▼

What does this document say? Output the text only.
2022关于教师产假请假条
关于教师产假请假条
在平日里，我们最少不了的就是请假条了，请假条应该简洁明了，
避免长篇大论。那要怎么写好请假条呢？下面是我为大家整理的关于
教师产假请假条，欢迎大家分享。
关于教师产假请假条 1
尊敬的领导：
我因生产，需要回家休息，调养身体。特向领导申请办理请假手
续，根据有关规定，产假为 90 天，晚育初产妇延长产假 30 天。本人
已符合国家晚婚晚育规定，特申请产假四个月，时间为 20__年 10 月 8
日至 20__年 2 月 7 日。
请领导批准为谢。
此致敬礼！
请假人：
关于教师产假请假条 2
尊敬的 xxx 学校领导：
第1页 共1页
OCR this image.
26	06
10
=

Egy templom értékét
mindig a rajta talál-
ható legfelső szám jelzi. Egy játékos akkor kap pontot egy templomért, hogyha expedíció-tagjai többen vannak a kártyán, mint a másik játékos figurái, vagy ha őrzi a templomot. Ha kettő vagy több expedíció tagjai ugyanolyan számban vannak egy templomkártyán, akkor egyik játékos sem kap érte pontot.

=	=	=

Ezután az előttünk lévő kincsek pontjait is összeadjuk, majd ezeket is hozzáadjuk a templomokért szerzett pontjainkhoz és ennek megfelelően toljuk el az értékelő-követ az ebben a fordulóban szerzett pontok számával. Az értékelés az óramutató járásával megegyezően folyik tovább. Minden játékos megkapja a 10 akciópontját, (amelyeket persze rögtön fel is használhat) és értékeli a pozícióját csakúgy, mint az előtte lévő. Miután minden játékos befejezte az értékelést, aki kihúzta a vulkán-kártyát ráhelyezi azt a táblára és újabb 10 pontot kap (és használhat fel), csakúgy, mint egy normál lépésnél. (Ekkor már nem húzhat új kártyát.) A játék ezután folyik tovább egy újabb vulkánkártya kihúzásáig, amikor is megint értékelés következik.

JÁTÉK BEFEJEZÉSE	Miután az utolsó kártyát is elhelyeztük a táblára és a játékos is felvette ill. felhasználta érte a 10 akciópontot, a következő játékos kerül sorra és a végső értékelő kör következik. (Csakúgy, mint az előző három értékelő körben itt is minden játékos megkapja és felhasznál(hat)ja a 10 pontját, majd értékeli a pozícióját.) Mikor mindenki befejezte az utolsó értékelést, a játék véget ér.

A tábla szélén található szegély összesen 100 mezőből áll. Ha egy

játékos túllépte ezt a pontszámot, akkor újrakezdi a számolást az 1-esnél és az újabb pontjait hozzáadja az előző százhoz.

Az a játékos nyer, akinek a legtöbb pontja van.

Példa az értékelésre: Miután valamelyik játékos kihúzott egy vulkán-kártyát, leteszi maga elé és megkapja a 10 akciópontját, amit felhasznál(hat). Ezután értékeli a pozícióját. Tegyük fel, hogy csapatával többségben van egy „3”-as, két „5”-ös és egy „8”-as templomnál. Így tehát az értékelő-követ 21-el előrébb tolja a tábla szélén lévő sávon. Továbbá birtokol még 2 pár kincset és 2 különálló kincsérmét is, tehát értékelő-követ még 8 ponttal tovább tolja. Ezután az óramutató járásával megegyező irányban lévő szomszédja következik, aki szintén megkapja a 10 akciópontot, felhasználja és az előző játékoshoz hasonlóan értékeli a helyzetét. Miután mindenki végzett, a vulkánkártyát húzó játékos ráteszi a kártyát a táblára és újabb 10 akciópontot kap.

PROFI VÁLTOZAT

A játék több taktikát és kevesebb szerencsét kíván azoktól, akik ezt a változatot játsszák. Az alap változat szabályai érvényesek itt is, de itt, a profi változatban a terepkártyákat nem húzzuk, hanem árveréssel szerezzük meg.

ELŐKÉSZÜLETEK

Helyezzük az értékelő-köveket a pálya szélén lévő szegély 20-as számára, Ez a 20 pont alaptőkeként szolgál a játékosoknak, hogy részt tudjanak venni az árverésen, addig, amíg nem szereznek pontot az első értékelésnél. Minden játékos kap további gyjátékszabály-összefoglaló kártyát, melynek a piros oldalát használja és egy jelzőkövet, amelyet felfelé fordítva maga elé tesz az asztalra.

▲

WORK TO DO: Give the count of lines holding the word "szegély", with no other words.

EXERCISE OUTPUT: 2